**課題**: 社友会月例会の行事報告から、「2025年09月04日 行事報告」で始まり「本年7月から独立行政法人経済産業研究所国際・広報ディレクター)」で終わる部分を一字も変えずに書き写してください。

**読む文章**:
★ ★ ★

行事報告

2025年09月04日 行事報告

2025年7月度関西地区社友会月例会

日 時 2025年7月9日(水)15:00~17:00
場 所 丸紅大阪支社(新ダイビル)31階大会議室
講 師 堺井 啓公 氏
(前公益社団法人2025年日本国際博覧会協会日本館担当局長兼儀典局担当局長兼賓客接遇官、
本年7月から独立行政法人経済産業研究所国際・広報ディレクター)
演 題 「コロナ禍の2020年7月より万博の準備に携わって(大阪・関西万博の最新事情とともに)」

◎講師略歴

1990年京都大学法学部卒業。1990年4月通商産業省入省。在フィリピン日本大使館(一等書記官・商務官)、宮城県庁(経済産業部次長)、内閣府地方創生(総括参事官)、経産省製造産業局、官民交流法によるAGC出向、独立行政法人中小企業基盤整備機構(理事)を経て、2020年7月より公益社団法人2025年日本博覧会協会に出向。2025年6月に出向を解かれ同年7月より現職。

◎自己紹介とこれまでの万博とのかかわり


講師の堺井啓公 氏

2020年7月万博協会出向。経産省では長くて3年、通常2~1年での異動が多く、満5年に及ぶ担当は万博という特殊事情あってのことと思っている。
1990(平成2)年旧通産省入省。在フィリピン大使館勤務時は丸紅さんともたくさんの案件をご一緒した。宮城県庁出向時は農林水産業、観光事業など産業プロジェクトを担当。東北楽天イーグルスの誘致を行い、県側のフロントを担当。経産省に戻り、旭硝子出向、薄板・太陽電池の営業や事業開拓室で新規ビジネス開発に取り組み、その後、中小企業基盤整備機構でモノづくりなどに携わった。

★ ★ ★

**データ一覧**:
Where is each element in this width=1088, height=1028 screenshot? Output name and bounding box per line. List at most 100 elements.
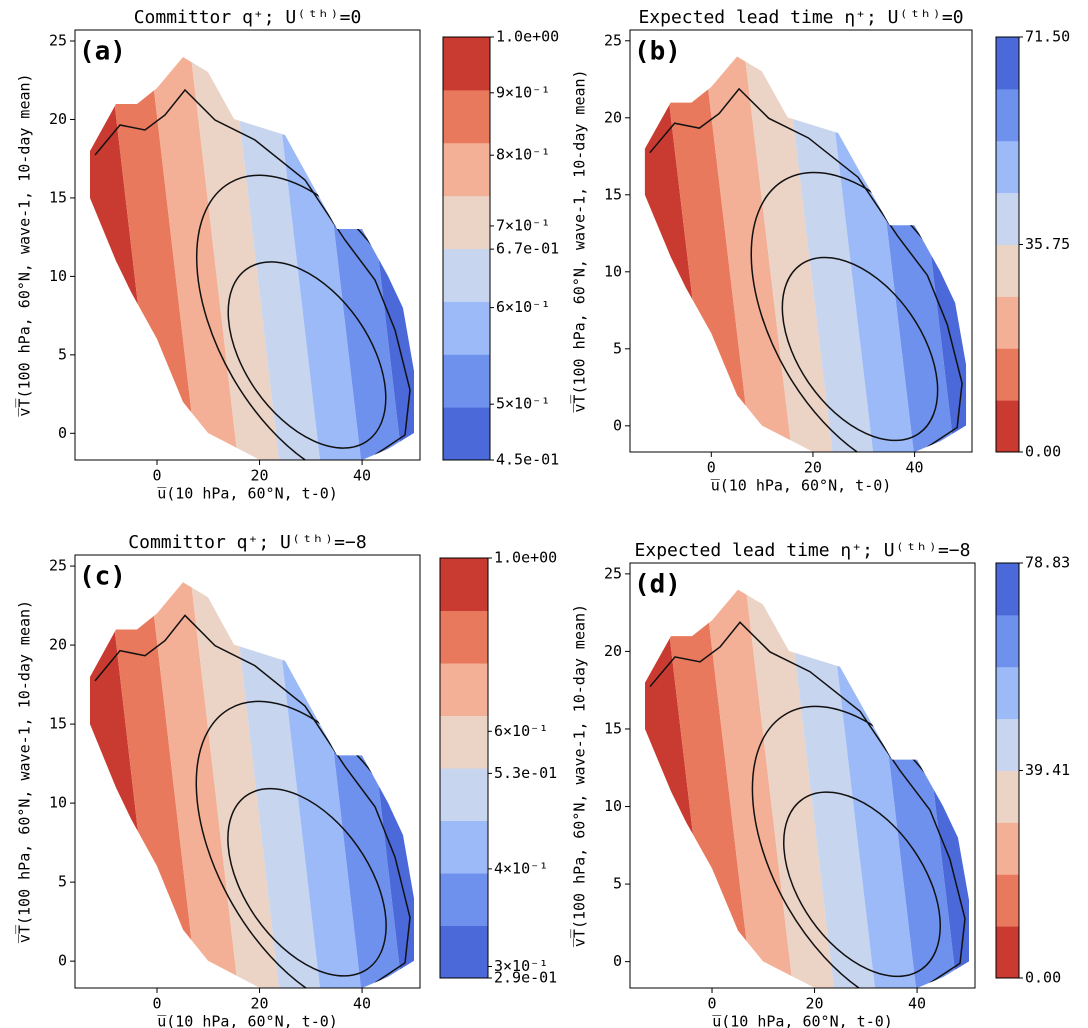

★ ★ ★

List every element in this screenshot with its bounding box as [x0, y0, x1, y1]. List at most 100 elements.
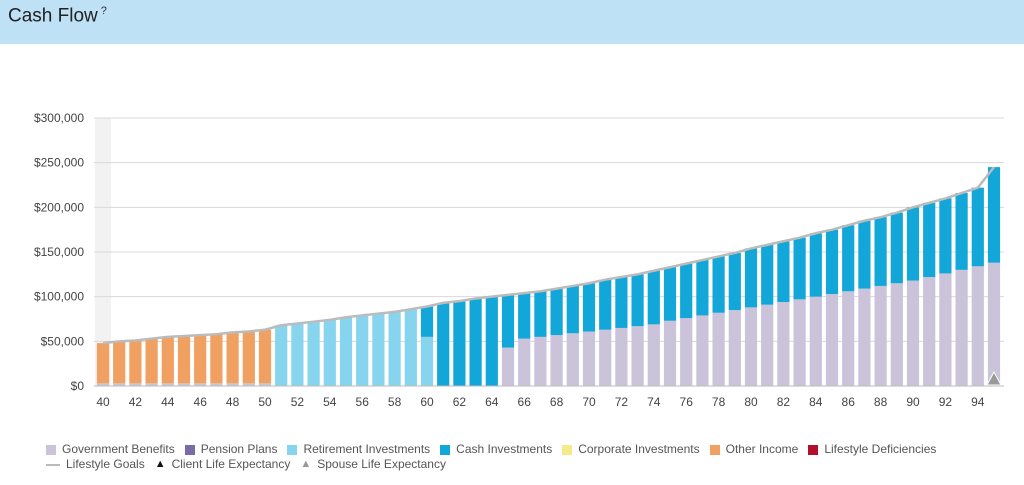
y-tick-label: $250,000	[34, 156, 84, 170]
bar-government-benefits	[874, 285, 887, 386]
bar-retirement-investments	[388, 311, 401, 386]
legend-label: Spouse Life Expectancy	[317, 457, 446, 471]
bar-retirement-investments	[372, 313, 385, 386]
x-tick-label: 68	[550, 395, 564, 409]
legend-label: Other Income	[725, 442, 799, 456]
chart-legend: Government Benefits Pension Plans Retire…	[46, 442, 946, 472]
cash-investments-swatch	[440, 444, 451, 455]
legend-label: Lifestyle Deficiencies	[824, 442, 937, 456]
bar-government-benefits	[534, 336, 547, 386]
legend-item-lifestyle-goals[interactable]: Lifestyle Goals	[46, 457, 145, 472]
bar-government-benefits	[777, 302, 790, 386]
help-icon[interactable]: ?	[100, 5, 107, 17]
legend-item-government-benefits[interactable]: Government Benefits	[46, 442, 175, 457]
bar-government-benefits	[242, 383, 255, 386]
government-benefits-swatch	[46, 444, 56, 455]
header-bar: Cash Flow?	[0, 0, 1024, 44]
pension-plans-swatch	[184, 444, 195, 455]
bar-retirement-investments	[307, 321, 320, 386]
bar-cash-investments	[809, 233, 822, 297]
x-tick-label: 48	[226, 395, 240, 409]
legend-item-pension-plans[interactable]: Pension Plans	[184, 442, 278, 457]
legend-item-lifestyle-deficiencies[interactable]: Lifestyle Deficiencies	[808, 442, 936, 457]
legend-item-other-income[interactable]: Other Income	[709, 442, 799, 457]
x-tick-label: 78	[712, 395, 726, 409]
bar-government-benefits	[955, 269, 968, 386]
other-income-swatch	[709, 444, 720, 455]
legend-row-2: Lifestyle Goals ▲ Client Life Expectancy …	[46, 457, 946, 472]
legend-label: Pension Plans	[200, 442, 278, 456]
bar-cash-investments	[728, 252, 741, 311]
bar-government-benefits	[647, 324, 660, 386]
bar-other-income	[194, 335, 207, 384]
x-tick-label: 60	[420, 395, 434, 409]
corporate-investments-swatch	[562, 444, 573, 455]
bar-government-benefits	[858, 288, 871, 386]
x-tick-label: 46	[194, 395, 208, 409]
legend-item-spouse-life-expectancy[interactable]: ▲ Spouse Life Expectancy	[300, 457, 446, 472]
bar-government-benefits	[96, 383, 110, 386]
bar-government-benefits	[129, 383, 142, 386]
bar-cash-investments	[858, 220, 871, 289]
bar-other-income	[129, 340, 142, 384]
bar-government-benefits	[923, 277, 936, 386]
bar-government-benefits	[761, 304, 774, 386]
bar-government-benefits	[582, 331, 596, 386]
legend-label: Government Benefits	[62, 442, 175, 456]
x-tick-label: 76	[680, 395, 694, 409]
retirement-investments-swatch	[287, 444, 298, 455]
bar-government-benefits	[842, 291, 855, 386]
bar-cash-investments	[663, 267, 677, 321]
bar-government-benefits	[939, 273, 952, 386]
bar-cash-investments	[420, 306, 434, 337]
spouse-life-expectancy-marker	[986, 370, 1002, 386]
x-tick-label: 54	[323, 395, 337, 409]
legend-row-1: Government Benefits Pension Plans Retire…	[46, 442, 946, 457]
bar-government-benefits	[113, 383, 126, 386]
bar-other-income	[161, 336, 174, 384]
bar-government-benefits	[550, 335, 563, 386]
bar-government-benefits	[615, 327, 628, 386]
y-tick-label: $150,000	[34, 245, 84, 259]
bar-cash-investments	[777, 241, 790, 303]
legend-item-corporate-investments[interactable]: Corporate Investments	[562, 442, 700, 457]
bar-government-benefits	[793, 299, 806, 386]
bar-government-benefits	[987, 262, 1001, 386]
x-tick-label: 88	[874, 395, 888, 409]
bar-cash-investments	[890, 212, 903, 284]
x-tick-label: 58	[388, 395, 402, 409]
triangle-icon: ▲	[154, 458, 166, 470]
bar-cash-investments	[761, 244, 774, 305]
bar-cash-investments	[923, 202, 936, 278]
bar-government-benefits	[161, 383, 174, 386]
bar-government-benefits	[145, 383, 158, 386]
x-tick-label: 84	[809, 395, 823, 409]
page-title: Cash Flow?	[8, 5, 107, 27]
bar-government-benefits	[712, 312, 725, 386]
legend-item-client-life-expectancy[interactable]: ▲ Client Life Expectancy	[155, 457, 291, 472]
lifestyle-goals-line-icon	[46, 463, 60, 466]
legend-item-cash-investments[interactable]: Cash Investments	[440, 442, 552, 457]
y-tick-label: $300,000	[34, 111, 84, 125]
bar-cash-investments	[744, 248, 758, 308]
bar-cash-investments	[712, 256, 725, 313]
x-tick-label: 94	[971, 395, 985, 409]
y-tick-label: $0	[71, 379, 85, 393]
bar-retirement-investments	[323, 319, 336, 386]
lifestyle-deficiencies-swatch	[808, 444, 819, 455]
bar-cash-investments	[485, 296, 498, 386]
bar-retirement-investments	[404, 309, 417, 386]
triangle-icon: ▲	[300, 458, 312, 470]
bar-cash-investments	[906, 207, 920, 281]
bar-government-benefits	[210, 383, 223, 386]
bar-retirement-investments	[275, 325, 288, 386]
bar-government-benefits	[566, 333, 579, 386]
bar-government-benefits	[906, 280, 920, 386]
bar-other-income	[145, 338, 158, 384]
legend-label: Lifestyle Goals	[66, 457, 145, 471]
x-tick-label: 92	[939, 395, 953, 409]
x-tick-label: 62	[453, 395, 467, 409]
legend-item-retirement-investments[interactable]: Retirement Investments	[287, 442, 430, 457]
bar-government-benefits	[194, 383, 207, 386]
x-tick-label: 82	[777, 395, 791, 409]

★ ★ ★

**解答**:
2025年09月04日 行事報告

2025年7月度関西地区社友会月例会

日 時 2025年7月9日(水)15:00~17:00
場 所 丸紅大阪支社(新ダイビル)31階大会議室
講 師 堺井 啓公 氏
(前公益社団法人2025年日本国際博覧会協会日本館担当局長兼儀典局担当局長兼賓客接遇官、
本年7月から独立行政法人経済産業研究所国際・広報ディレクター)